_Challenge_.
Reproduce the data starting with the line containing "Circle shape: [353, 148, 368, 163]" and going on through the line containing "Text: 14: 14: [345, 137, 366, 152]", replacing "Polygon shape" with "Polygon" and leaving everything else unchanged.

===== Data shown

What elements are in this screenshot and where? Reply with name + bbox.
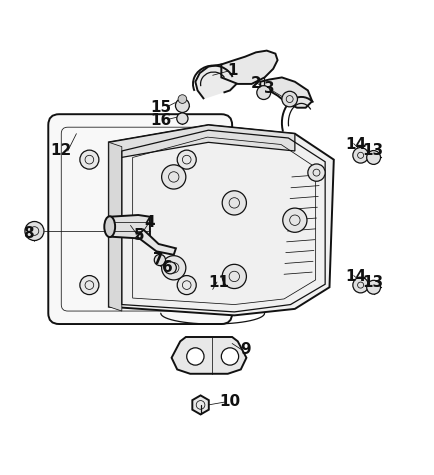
Circle shape: [353, 148, 368, 163]
Circle shape: [222, 191, 247, 215]
Circle shape: [161, 165, 186, 189]
Circle shape: [80, 276, 99, 294]
Circle shape: [177, 150, 196, 169]
Text: 16: 16: [150, 113, 171, 128]
Text: 9: 9: [240, 342, 250, 358]
Circle shape: [308, 164, 325, 181]
Polygon shape: [109, 125, 334, 315]
Text: 2: 2: [250, 76, 261, 91]
Circle shape: [222, 264, 247, 288]
Text: 7: 7: [153, 252, 164, 266]
Text: 6: 6: [162, 260, 173, 276]
Text: 15: 15: [150, 100, 171, 115]
Text: 1: 1: [227, 64, 237, 78]
Circle shape: [367, 151, 381, 164]
Text: 12: 12: [51, 143, 72, 159]
Circle shape: [353, 277, 368, 293]
Circle shape: [221, 348, 239, 365]
Circle shape: [177, 276, 196, 294]
Circle shape: [154, 255, 165, 266]
Polygon shape: [221, 51, 278, 84]
Text: 13: 13: [362, 276, 383, 290]
Text: 14: 14: [345, 269, 366, 284]
Polygon shape: [260, 77, 312, 108]
Polygon shape: [110, 215, 150, 238]
Circle shape: [283, 208, 307, 232]
Circle shape: [257, 86, 271, 99]
Polygon shape: [109, 125, 295, 160]
Circle shape: [25, 221, 44, 240]
Text: 14: 14: [345, 137, 366, 152]
Text: 13: 13: [362, 143, 383, 159]
Polygon shape: [109, 142, 122, 311]
Circle shape: [187, 348, 204, 365]
FancyBboxPatch shape: [48, 114, 232, 324]
Text: 4: 4: [145, 215, 155, 230]
Circle shape: [177, 113, 188, 124]
Polygon shape: [137, 230, 176, 255]
Circle shape: [178, 95, 187, 104]
Circle shape: [367, 280, 381, 294]
Polygon shape: [171, 337, 247, 374]
Polygon shape: [192, 395, 209, 415]
Circle shape: [282, 91, 297, 107]
Text: 10: 10: [220, 394, 240, 409]
Ellipse shape: [104, 216, 115, 237]
Text: 3: 3: [263, 81, 274, 96]
Text: 8: 8: [23, 226, 34, 241]
Text: 11: 11: [209, 276, 230, 290]
Circle shape: [164, 262, 176, 274]
Circle shape: [80, 150, 99, 169]
Circle shape: [175, 99, 189, 113]
Circle shape: [161, 256, 186, 280]
Text: 5: 5: [134, 228, 145, 243]
Polygon shape: [195, 65, 238, 99]
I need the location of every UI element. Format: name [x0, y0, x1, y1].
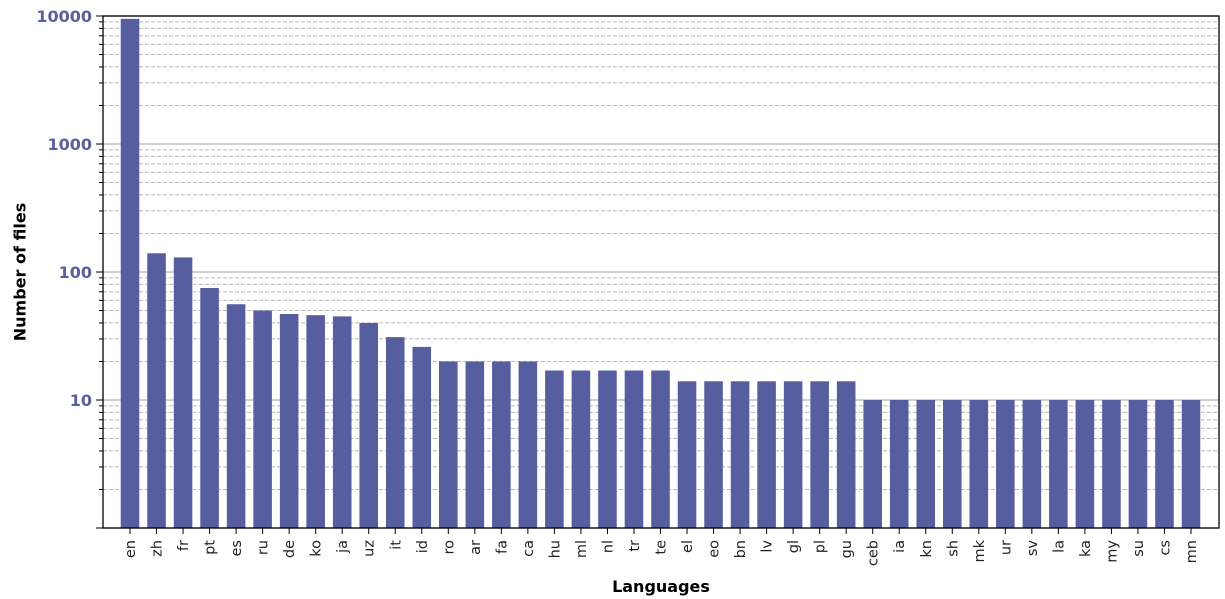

==========

_Answer to this exercise_.
Circle shape: [353, 148, 368, 163]
Circle shape: [222, 191, 247, 215]
Circle shape: [161, 165, 186, 189]
Circle shape: [80, 276, 99, 294]
Circle shape: [177, 150, 196, 169]
Text: 16: 16: [150, 113, 171, 128]
Text: 9: 9: [240, 342, 250, 358]
Circle shape: [308, 164, 325, 181]
Polygon: [109, 125, 334, 315]
Text: 2: 2: [250, 76, 261, 91]
Circle shape: [222, 264, 247, 288]
Text: 7: 7: [153, 252, 164, 266]
Text: 6: 6: [162, 260, 173, 276]
Text: 15: 15: [150, 100, 171, 115]
Text: 1: 1: [227, 64, 237, 78]
Circle shape: [367, 151, 381, 164]
Text: 12: 12: [51, 143, 72, 159]
Circle shape: [353, 277, 368, 293]
Circle shape: [221, 348, 239, 365]
Circle shape: [177, 276, 196, 294]
Circle shape: [154, 255, 165, 266]
Polygon: [221, 51, 278, 84]
Text: 13: 13: [362, 276, 383, 290]
Text: 14: 14: [345, 269, 366, 284]
Polygon: [260, 77, 312, 108]
Polygon: [110, 215, 150, 238]
Circle shape: [283, 208, 307, 232]
Circle shape: [257, 86, 271, 99]
Polygon: [109, 125, 295, 160]
Circle shape: [25, 221, 44, 240]
Text: 14: 14: [345, 137, 366, 152]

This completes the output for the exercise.